» **Exercise instructions**
The data must be written out once more, precisely as given.

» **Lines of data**
★ ★ ★ ★ ★

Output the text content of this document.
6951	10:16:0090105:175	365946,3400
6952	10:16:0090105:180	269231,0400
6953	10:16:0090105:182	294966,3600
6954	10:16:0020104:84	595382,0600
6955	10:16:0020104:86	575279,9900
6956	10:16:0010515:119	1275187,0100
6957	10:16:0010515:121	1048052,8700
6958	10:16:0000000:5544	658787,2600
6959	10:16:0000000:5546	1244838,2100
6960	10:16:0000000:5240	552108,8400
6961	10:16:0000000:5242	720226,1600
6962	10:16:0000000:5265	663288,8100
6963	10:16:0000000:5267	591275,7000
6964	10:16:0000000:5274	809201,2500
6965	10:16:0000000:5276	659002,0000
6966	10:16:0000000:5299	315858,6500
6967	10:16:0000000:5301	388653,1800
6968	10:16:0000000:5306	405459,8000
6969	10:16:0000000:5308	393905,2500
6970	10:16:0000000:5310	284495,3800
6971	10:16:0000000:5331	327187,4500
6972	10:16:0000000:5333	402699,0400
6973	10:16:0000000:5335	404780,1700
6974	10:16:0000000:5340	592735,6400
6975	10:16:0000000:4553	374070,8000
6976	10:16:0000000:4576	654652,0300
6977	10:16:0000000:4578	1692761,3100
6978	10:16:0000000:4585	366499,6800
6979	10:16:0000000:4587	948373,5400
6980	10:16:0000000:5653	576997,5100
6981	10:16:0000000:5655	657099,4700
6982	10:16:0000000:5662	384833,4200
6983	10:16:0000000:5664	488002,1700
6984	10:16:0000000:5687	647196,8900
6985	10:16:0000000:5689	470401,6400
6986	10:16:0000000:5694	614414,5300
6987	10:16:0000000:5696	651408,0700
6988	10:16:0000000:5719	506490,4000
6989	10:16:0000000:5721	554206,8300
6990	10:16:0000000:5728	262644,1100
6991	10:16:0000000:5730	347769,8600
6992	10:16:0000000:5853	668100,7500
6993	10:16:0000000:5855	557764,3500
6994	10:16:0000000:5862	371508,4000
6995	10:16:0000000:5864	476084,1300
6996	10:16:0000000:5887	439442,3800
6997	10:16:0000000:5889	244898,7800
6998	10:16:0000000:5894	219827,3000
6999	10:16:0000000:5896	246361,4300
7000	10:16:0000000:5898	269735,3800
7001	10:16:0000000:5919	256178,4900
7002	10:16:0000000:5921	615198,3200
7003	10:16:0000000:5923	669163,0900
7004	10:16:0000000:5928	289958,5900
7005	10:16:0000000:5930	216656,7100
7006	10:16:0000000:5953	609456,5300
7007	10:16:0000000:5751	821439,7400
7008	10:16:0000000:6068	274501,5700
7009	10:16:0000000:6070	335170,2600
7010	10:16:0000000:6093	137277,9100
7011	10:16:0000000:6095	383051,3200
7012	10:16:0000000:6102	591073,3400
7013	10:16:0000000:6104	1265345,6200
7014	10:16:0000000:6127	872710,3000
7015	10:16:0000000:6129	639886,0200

★ ★ ★ ★ ★

» **Reply**
Output the text content of this document.
6951	10:16:0090105:175	365946,3400
6952	10:16:0090105:180	269231,0400
6953	10:16:0090105:182	294966,3600
6954	10:16:0020104:84	595382,0600
6955	10:16:0020104:86	575279,9900
6956	10:16:0010515:119	1275187,0100
6957	10:16:0010515:121	1048052,8700
6958	10:16:0000000:5544	658787,2600
6959	10:16:0000000:5546	1244838,2100
6960	10:16:0000000:5240	552108,8400
6961	10:16:0000000:5242	720226,1600
6962	10:16:0000000:5265	663288,8100
6963	10:16:0000000:5267	591275,7000
6964	10:16:0000000:5274	809201,2500
6965	10:16:0000000:5276	659002,0000
6966	10:16:0000000:5299	315858,6500
6967	10:16:0000000:5301	388653,1800
6968	10:16:0000000:5306	405459,8000
6969	10:16:0000000:5308	393905,2500
6970	10:16:0000000:5310	284495,3800
6971	10:16:0000000:5331	327187,4500
6972	10:16:0000000:5333	402699,0400
6973	10:16:0000000:5335	404780,1700
6974	10:16:0000000:5340	592735,6400
6975	10:16:0000000:4553	374070,8000
6976	10:16:0000000:4576	654652,0300
6977	10:16:0000000:4578	1692761,3100
6978	10:16:0000000:4585	366499,6800
6979	10:16:0000000:4587	948373,5400
6980	10:16:0000000:5653	576997,5100
6981	10:16:0000000:5655	657099,4700
6982	10:16:0000000:5662	384833,4200
6983	10:16:0000000:5664	488002,1700
6984	10:16:0000000:5687	647196,8900
6985	10:16:0000000:5689	470401,6400
6986	10:16:0000000:5694	614414,5300
6987	10:16:0000000:5696	651408,0700
6988	10:16:0000000:5719	506490,4000
6989	10:16:0000000:5721	554206,8300
6990	10:16:0000000:5728	262644,1100
6991	10:16:0000000:5730	347769,8600
6992	10:16:0000000:5853	668100,7500
6993	10:16:0000000:5855	557764,3500
6994	10:16:0000000:5862	371508,4000
6995	10:16:0000000:5864	476084,1300
6996	10:16:0000000:5887	439442,3800
6997	10:16:0000000:5889	244898,7800
6998	10:16:0000000:5894	219827,3000
6999	10:16:0000000:5896	246361,4300
7000	10:16:0000000:5898	269735,3800
7001	10:16:0000000:5919	256178,4900
7002	10:16:0000000:5921	615198,3200
7003	10:16:0000000:5923	669163,0900
7004	10:16:0000000:5928	289958,5900
7005	10:16:0000000:5930	216656,7100
7006	10:16:0000000:5953	609456,5300
7007	10:16:0000000:5751	821439,7400
7008	10:16:0000000:6068	274501,5700
7009	10:16:0000000:6070	335170,2600
7010	10:16:0000000:6093	137277,9100
7011	10:16:0000000:6095	383051,3200
7012	10:16:0000000:6102	591073,3400
7013	10:16:0000000:6104	1265345,6200
7014	10:16:0000000:6127	872710,3000
7015	10:16:0000000:6129	639886,0200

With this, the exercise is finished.